▶ [WHAT YOU SHOULD DO]:
An exact reproduction of the records is required, with all images left out.

▶ [INFORMATION SUPPLIED]:
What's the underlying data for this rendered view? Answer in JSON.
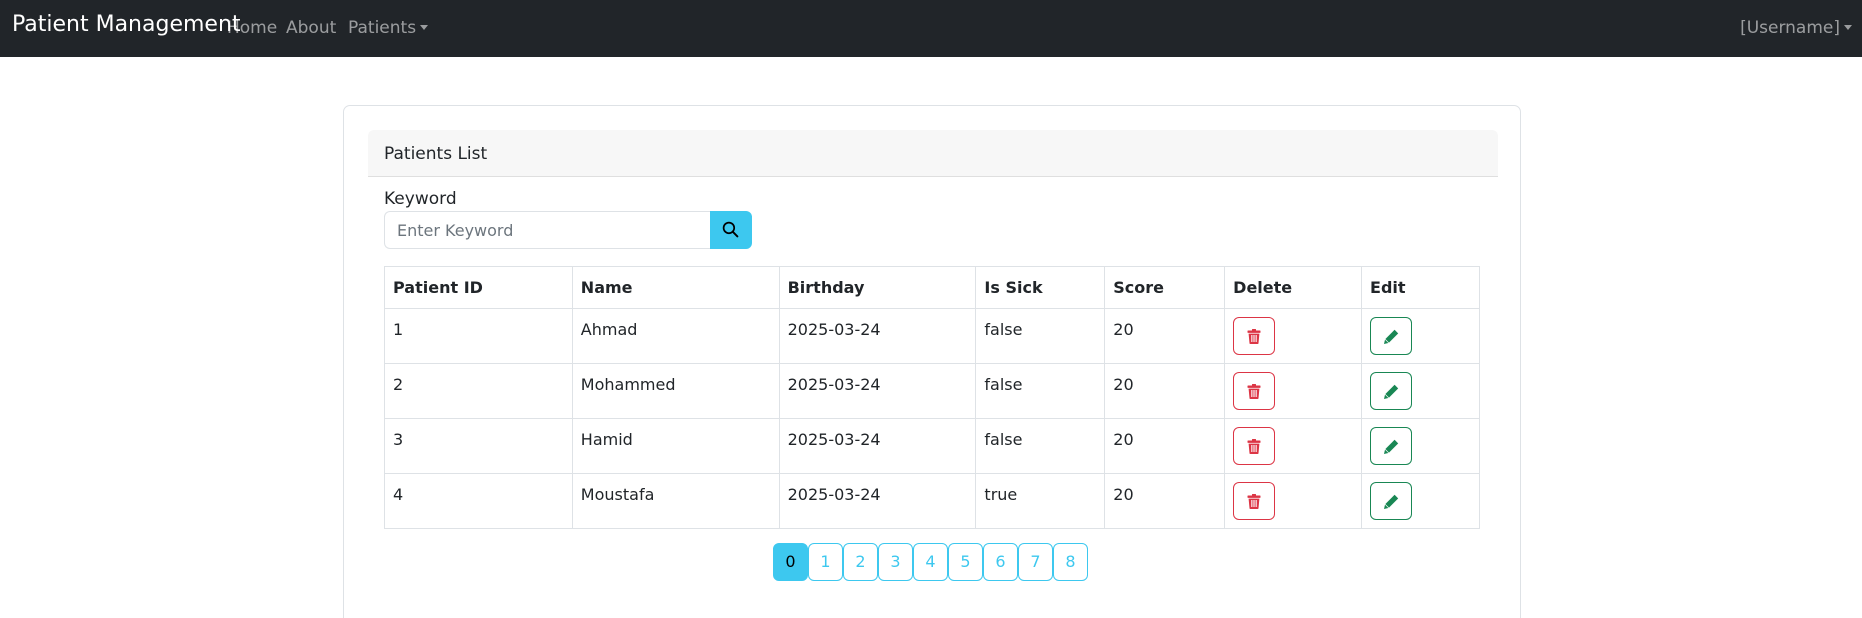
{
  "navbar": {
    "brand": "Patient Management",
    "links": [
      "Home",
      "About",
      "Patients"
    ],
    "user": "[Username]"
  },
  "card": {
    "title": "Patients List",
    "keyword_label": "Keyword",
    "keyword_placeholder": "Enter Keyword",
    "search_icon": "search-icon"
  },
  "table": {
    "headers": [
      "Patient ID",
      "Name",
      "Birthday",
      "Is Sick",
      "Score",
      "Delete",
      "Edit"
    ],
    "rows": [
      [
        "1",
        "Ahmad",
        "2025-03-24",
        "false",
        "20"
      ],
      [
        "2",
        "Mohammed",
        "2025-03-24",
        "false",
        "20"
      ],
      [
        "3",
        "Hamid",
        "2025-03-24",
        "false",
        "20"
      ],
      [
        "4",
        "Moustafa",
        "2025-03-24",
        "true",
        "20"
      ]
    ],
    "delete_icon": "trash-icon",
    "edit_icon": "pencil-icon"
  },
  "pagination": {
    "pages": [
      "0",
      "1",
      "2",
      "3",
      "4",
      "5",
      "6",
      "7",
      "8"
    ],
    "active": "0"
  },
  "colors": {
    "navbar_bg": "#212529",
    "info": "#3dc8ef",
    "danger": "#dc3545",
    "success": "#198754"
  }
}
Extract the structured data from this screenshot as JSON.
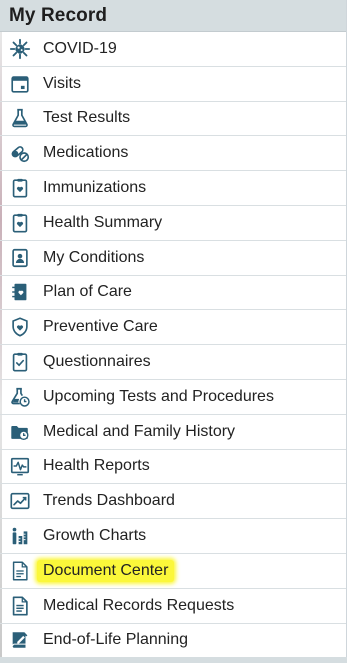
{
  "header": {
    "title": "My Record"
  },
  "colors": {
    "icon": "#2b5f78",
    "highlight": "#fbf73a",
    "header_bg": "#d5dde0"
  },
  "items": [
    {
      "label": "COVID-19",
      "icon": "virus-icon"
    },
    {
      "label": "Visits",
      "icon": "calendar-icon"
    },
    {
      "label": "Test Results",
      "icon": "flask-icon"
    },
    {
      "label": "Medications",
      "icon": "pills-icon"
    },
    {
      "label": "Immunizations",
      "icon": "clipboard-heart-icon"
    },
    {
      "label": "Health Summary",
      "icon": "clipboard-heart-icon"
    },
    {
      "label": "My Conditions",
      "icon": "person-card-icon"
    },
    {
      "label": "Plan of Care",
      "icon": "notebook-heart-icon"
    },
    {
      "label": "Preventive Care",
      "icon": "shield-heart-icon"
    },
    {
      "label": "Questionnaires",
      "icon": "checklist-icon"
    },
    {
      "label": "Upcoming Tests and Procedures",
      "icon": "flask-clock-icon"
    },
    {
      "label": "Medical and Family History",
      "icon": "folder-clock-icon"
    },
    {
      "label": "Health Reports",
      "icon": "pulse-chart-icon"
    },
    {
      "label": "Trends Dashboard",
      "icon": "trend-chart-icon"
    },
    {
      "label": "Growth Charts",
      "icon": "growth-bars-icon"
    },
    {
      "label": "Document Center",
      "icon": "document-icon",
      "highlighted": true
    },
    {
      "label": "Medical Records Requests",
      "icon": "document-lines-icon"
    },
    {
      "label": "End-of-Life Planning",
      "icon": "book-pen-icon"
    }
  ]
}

▶ [PROBLEM SOLUTION]:
What's the underlying data for this rendered view? Answer in JSON.
{
  "navbar": {
    "brand": "Patient Management",
    "links": [
      "Home",
      "About",
      "Patients"
    ],
    "user": "[Username]"
  },
  "card": {
    "title": "Patients List",
    "keyword_label": "Keyword",
    "keyword_placeholder": "Enter Keyword",
    "search_icon": "search-icon"
  },
  "table": {
    "headers": [
      "Patient ID",
      "Name",
      "Birthday",
      "Is Sick",
      "Score",
      "Delete",
      "Edit"
    ],
    "rows": [
      [
        "1",
        "Ahmad",
        "2025-03-24",
        "false",
        "20"
      ],
      [
        "2",
        "Mohammed",
        "2025-03-24",
        "false",
        "20"
      ],
      [
        "3",
        "Hamid",
        "2025-03-24",
        "false",
        "20"
      ],
      [
        "4",
        "Moustafa",
        "2025-03-24",
        "true",
        "20"
      ]
    ],
    "delete_icon": "trash-icon",
    "edit_icon": "pencil-icon"
  },
  "pagination": {
    "pages": [
      "0",
      "1",
      "2",
      "3",
      "4",
      "5",
      "6",
      "7",
      "8"
    ],
    "active": "0"
  },
  "colors": {
    "navbar_bg": "#212529",
    "info": "#3dc8ef",
    "danger": "#dc3545",
    "success": "#198754"
  }
}
Extract the structured data from this screenshot as JSON.
{
  "header": {
    "title": "My Record"
  },
  "colors": {
    "icon": "#2b5f78",
    "highlight": "#fbf73a",
    "header_bg": "#d5dde0"
  },
  "items": [
    {
      "label": "COVID-19",
      "icon": "virus-icon"
    },
    {
      "label": "Visits",
      "icon": "calendar-icon"
    },
    {
      "label": "Test Results",
      "icon": "flask-icon"
    },
    {
      "label": "Medications",
      "icon": "pills-icon"
    },
    {
      "label": "Immunizations",
      "icon": "clipboard-heart-icon"
    },
    {
      "label": "Health Summary",
      "icon": "clipboard-heart-icon"
    },
    {
      "label": "My Conditions",
      "icon": "person-card-icon"
    },
    {
      "label": "Plan of Care",
      "icon": "notebook-heart-icon"
    },
    {
      "label": "Preventive Care",
      "icon": "shield-heart-icon"
    },
    {
      "label": "Questionnaires",
      "icon": "checklist-icon"
    },
    {
      "label": "Upcoming Tests and Procedures",
      "icon": "flask-clock-icon"
    },
    {
      "label": "Medical and Family History",
      "icon": "folder-clock-icon"
    },
    {
      "label": "Health Reports",
      "icon": "pulse-chart-icon"
    },
    {
      "label": "Trends Dashboard",
      "icon": "trend-chart-icon"
    },
    {
      "label": "Growth Charts",
      "icon": "growth-bars-icon"
    },
    {
      "label": "Document Center",
      "icon": "document-icon",
      "highlighted": true
    },
    {
      "label": "Medical Records Requests",
      "icon": "document-lines-icon"
    },
    {
      "label": "End-of-Life Planning",
      "icon": "book-pen-icon"
    }
  ]
}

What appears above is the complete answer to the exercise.